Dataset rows

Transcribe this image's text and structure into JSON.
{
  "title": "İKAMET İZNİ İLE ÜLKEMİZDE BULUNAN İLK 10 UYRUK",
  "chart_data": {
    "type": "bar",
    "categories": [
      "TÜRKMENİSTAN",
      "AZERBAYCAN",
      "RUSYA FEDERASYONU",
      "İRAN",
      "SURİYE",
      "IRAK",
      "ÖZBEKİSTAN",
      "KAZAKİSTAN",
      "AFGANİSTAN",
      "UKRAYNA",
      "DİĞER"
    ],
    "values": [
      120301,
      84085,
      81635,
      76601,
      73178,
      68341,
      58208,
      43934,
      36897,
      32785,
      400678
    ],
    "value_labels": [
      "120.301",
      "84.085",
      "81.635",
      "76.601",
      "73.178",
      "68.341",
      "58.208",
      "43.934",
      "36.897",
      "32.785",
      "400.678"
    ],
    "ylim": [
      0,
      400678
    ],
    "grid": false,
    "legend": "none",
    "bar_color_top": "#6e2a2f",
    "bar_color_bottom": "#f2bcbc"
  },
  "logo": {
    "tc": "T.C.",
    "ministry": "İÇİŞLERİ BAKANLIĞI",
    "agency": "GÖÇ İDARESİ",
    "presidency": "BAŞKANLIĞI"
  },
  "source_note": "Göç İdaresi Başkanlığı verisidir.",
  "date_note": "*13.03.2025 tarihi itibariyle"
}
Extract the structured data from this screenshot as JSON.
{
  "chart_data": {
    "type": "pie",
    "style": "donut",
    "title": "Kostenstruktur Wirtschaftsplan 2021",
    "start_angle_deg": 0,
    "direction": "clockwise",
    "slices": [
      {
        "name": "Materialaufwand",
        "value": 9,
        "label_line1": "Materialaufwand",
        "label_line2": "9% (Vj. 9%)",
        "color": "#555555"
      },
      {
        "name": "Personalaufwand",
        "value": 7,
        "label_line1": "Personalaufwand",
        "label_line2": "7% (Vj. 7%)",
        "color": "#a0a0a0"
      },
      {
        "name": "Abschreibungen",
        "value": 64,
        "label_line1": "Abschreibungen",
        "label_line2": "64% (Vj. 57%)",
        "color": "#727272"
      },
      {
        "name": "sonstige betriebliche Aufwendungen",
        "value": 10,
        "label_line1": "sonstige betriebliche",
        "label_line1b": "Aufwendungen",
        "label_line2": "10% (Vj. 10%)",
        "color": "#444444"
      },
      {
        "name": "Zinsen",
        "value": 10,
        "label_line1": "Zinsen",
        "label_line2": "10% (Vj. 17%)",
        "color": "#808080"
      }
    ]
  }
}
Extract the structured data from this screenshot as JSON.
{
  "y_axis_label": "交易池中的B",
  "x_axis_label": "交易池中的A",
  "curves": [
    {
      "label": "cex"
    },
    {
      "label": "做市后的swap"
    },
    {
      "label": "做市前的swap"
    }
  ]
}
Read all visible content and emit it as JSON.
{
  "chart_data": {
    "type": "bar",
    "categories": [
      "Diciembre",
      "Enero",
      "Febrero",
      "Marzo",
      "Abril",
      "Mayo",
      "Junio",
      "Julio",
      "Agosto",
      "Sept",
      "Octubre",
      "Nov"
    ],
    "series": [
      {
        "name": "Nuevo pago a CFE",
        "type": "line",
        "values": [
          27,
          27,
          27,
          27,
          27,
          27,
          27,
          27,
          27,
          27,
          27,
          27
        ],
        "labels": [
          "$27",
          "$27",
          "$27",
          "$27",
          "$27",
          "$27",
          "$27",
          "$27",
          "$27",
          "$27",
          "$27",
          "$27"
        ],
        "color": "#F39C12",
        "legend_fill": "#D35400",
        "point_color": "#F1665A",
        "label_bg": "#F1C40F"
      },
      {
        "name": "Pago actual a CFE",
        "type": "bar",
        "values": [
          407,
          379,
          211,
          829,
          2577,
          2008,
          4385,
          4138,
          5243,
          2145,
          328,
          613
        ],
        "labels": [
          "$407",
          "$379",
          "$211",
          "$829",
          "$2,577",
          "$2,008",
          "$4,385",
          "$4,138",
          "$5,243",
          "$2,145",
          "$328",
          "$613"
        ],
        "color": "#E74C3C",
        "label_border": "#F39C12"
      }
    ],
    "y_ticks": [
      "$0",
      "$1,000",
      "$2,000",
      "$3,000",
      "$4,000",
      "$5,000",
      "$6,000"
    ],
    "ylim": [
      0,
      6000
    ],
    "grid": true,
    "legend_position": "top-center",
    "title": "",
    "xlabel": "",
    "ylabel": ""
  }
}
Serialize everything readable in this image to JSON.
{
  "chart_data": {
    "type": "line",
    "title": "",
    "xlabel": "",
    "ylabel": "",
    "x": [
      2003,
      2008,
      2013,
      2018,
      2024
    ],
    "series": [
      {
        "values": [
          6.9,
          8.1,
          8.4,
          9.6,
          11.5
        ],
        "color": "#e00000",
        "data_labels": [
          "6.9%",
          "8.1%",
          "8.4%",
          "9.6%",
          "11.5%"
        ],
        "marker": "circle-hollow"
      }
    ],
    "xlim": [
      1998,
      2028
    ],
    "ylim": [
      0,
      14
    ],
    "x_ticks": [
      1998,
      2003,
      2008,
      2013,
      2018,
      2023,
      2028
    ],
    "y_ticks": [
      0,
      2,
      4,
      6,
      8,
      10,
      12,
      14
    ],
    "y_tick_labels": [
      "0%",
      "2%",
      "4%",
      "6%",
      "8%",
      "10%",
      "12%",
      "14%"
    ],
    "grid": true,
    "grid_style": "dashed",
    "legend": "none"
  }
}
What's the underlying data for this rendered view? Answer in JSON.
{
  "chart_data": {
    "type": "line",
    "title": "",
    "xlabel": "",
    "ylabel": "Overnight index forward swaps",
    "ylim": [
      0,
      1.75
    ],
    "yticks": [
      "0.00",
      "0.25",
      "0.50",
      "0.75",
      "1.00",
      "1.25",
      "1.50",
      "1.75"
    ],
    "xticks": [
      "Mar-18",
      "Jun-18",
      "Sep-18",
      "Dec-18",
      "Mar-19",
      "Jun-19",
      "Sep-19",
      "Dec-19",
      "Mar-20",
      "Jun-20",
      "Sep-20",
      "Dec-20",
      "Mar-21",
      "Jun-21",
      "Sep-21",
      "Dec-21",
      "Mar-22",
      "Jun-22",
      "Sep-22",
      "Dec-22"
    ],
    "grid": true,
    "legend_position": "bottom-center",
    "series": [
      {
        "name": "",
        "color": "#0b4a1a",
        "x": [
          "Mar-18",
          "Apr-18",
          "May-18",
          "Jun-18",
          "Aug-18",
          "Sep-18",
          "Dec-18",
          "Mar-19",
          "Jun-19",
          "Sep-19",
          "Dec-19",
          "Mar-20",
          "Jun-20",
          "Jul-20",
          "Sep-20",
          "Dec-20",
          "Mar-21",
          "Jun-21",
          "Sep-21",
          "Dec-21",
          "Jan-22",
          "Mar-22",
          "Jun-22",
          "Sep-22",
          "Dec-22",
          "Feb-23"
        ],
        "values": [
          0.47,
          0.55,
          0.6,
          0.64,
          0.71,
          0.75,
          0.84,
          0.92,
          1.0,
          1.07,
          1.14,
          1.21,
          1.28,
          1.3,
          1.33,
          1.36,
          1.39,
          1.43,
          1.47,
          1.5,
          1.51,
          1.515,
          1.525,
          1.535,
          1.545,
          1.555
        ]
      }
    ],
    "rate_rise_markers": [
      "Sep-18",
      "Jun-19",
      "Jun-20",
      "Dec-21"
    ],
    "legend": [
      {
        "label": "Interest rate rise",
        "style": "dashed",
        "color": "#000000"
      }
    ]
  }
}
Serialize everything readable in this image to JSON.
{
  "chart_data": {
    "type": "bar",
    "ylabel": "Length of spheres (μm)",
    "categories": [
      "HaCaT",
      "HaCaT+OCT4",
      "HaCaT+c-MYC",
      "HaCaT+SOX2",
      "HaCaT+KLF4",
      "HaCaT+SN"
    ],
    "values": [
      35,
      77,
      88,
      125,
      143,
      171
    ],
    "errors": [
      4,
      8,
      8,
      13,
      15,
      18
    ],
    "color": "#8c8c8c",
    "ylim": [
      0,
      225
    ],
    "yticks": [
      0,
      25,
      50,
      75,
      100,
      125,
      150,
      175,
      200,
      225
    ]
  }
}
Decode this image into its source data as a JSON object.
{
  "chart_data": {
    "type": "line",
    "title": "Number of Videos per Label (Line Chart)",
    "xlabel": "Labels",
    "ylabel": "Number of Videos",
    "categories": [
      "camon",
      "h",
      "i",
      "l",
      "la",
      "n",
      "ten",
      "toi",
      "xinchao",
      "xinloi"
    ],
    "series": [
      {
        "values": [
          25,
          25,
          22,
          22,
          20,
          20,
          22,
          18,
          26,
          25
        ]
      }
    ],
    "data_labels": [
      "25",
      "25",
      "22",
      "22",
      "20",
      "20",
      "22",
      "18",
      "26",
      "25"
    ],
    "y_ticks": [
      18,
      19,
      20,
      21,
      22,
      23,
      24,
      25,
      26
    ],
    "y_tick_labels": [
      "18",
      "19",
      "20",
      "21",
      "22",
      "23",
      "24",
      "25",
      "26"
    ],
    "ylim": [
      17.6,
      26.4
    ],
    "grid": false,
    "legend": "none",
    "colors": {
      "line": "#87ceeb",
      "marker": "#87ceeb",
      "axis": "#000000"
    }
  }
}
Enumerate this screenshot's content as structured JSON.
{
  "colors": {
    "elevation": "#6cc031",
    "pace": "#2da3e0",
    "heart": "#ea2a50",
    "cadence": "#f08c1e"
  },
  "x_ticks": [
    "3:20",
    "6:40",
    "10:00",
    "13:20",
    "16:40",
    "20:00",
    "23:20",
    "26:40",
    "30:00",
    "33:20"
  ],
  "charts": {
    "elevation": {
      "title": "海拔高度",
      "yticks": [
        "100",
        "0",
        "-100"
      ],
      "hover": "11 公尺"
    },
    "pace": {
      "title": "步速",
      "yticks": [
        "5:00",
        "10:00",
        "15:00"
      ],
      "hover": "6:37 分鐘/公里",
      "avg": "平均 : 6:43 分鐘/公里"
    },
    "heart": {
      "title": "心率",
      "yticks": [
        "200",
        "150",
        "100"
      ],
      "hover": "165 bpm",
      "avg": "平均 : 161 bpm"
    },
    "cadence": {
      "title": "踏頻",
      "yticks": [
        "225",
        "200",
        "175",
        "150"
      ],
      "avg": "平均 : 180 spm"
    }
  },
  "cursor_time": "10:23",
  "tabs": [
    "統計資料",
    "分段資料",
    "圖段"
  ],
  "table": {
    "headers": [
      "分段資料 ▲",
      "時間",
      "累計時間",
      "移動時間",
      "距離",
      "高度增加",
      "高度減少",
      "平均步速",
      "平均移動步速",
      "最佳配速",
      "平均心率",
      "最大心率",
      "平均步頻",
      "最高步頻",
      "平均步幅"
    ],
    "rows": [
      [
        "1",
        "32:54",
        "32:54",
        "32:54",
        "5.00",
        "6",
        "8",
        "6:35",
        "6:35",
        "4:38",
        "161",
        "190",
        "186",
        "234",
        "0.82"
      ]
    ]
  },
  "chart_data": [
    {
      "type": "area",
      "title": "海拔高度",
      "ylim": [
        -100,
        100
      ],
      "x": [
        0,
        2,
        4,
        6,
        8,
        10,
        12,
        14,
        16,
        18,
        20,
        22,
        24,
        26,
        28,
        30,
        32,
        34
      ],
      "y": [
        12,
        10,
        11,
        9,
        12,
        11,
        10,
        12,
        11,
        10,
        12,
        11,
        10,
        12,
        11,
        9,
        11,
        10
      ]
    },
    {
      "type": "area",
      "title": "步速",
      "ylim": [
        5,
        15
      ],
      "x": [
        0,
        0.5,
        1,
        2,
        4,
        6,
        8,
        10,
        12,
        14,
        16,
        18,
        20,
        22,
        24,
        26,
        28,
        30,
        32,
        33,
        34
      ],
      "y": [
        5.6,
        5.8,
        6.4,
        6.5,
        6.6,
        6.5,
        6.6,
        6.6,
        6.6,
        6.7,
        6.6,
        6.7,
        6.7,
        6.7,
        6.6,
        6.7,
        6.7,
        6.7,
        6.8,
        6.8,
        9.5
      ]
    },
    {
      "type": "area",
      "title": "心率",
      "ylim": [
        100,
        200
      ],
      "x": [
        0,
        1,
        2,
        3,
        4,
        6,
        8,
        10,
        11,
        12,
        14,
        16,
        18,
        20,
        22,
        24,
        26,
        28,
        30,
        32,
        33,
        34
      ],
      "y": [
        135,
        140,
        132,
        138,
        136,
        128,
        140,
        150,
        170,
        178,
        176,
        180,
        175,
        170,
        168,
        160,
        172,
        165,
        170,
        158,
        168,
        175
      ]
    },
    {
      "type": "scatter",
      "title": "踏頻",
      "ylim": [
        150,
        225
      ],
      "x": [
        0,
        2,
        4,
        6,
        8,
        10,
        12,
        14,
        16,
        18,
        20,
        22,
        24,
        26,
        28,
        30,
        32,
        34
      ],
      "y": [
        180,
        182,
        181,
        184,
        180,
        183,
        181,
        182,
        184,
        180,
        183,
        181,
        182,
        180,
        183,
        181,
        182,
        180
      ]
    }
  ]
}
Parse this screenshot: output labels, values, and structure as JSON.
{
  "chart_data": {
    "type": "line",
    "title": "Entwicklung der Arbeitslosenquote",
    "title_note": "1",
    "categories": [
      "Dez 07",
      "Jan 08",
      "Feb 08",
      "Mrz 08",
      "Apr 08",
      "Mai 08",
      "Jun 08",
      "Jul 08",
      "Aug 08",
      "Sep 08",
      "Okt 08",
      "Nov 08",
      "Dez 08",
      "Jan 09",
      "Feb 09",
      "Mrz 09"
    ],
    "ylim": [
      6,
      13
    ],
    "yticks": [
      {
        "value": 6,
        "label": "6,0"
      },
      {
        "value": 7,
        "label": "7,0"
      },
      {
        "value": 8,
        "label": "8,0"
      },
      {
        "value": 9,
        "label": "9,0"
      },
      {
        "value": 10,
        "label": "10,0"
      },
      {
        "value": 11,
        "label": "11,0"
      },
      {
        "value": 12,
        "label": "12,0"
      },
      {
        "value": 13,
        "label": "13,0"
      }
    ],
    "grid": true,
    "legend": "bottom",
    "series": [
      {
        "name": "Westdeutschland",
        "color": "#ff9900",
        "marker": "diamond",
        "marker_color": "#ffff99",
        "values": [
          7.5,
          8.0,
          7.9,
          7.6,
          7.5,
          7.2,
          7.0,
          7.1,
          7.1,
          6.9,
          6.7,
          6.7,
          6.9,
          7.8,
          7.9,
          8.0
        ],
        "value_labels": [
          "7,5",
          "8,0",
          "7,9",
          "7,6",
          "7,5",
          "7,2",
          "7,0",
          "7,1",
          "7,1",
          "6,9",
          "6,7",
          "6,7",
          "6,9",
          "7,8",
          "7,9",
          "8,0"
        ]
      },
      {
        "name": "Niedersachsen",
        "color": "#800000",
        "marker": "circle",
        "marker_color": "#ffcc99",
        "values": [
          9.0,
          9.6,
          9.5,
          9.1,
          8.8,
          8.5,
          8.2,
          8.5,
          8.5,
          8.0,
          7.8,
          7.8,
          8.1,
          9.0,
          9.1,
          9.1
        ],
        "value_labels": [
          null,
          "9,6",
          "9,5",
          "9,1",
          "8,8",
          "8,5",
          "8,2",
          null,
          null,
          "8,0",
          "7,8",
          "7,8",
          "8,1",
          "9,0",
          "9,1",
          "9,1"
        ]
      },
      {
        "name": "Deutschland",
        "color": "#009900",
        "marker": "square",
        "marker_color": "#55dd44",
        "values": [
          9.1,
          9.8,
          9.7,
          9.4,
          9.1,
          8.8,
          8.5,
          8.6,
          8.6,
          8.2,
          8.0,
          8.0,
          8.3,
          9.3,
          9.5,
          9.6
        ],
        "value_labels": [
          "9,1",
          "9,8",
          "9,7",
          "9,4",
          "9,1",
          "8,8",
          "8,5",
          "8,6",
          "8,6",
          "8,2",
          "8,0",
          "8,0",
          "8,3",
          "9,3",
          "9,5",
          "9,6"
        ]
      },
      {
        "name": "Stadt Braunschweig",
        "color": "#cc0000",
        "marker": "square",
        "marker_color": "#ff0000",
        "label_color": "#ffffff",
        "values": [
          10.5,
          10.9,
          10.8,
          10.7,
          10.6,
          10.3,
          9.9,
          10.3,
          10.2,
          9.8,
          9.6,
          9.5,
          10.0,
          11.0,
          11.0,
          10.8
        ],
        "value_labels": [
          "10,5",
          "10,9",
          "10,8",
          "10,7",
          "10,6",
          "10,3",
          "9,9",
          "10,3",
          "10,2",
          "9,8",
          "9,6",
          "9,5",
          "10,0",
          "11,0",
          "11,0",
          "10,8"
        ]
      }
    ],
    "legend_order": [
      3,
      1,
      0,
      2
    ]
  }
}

> STATED GOAL
Filter the listing above by the word "Abschreibungen"; copy each line that passes.

> OUTPUT BELOW
        "name": "Abschreibungen",
        "label_line1": "Abschreibungen",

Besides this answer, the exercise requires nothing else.